[Dataset records]
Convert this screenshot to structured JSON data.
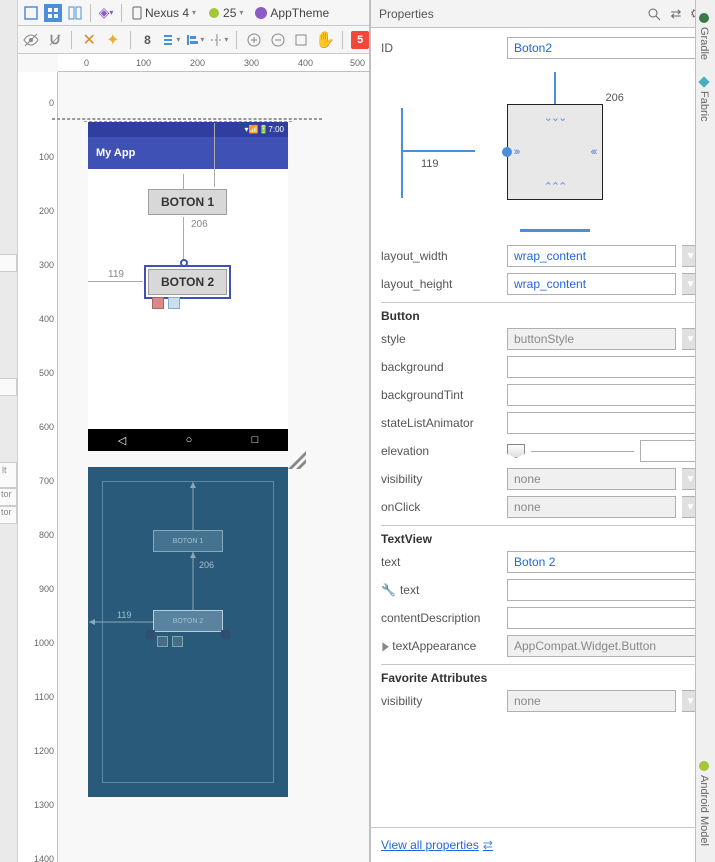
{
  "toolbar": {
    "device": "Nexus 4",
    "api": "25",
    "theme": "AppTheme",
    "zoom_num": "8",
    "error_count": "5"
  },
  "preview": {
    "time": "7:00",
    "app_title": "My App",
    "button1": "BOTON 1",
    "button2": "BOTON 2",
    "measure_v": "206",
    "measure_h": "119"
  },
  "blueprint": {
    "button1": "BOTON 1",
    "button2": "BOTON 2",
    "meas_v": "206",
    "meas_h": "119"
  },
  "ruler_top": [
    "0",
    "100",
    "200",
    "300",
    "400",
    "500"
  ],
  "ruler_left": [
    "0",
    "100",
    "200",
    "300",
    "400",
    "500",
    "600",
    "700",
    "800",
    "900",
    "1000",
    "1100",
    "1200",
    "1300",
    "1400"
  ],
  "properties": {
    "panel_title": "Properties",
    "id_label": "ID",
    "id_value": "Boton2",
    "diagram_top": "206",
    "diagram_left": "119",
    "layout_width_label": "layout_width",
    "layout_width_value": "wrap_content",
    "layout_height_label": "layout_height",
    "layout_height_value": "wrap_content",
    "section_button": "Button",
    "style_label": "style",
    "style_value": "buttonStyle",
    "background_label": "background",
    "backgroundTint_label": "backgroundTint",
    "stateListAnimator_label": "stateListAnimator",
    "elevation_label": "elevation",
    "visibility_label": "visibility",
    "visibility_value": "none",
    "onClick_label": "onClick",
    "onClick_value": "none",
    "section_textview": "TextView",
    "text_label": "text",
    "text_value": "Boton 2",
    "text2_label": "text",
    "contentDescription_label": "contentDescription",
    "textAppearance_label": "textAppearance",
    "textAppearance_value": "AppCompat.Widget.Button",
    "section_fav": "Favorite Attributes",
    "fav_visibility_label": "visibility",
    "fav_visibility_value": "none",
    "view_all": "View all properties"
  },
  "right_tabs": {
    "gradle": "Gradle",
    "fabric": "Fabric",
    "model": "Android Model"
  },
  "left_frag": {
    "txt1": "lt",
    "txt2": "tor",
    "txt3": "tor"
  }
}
--
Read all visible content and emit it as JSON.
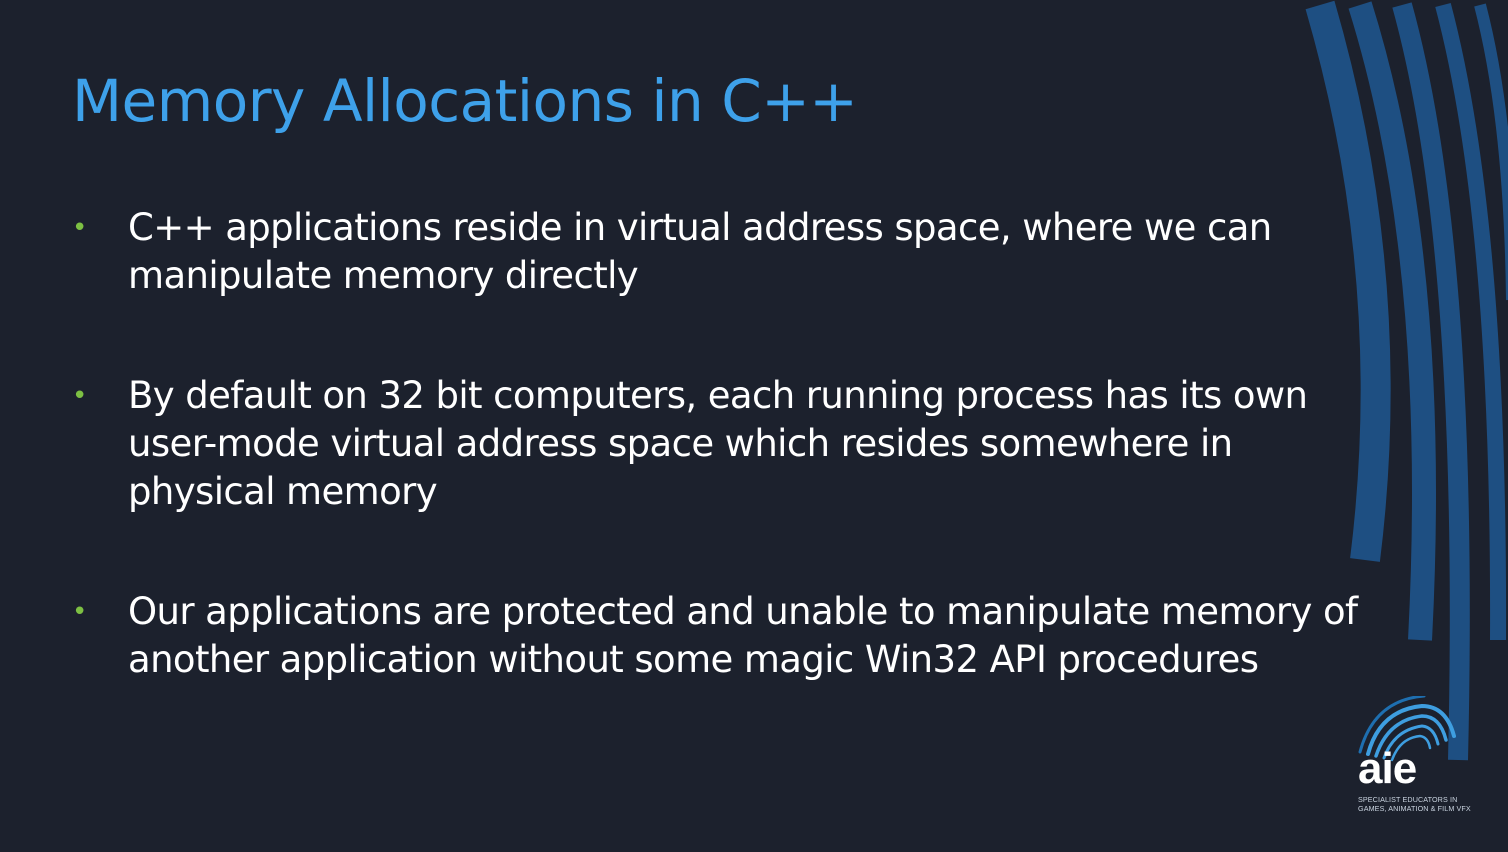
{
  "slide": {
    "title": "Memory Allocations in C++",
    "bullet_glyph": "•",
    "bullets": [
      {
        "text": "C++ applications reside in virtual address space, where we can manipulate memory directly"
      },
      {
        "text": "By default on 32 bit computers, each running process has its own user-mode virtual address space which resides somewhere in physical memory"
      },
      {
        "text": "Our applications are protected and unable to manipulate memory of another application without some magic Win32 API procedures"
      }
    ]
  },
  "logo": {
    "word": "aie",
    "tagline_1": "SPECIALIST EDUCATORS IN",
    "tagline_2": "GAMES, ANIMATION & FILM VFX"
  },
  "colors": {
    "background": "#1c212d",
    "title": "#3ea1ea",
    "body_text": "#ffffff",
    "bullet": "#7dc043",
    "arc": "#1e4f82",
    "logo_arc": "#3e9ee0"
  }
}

**Task statement:** Of all the lines in the listing above, how many contain the word "manipulate"? Answer with the number alone.

**Answer to this problem:** 2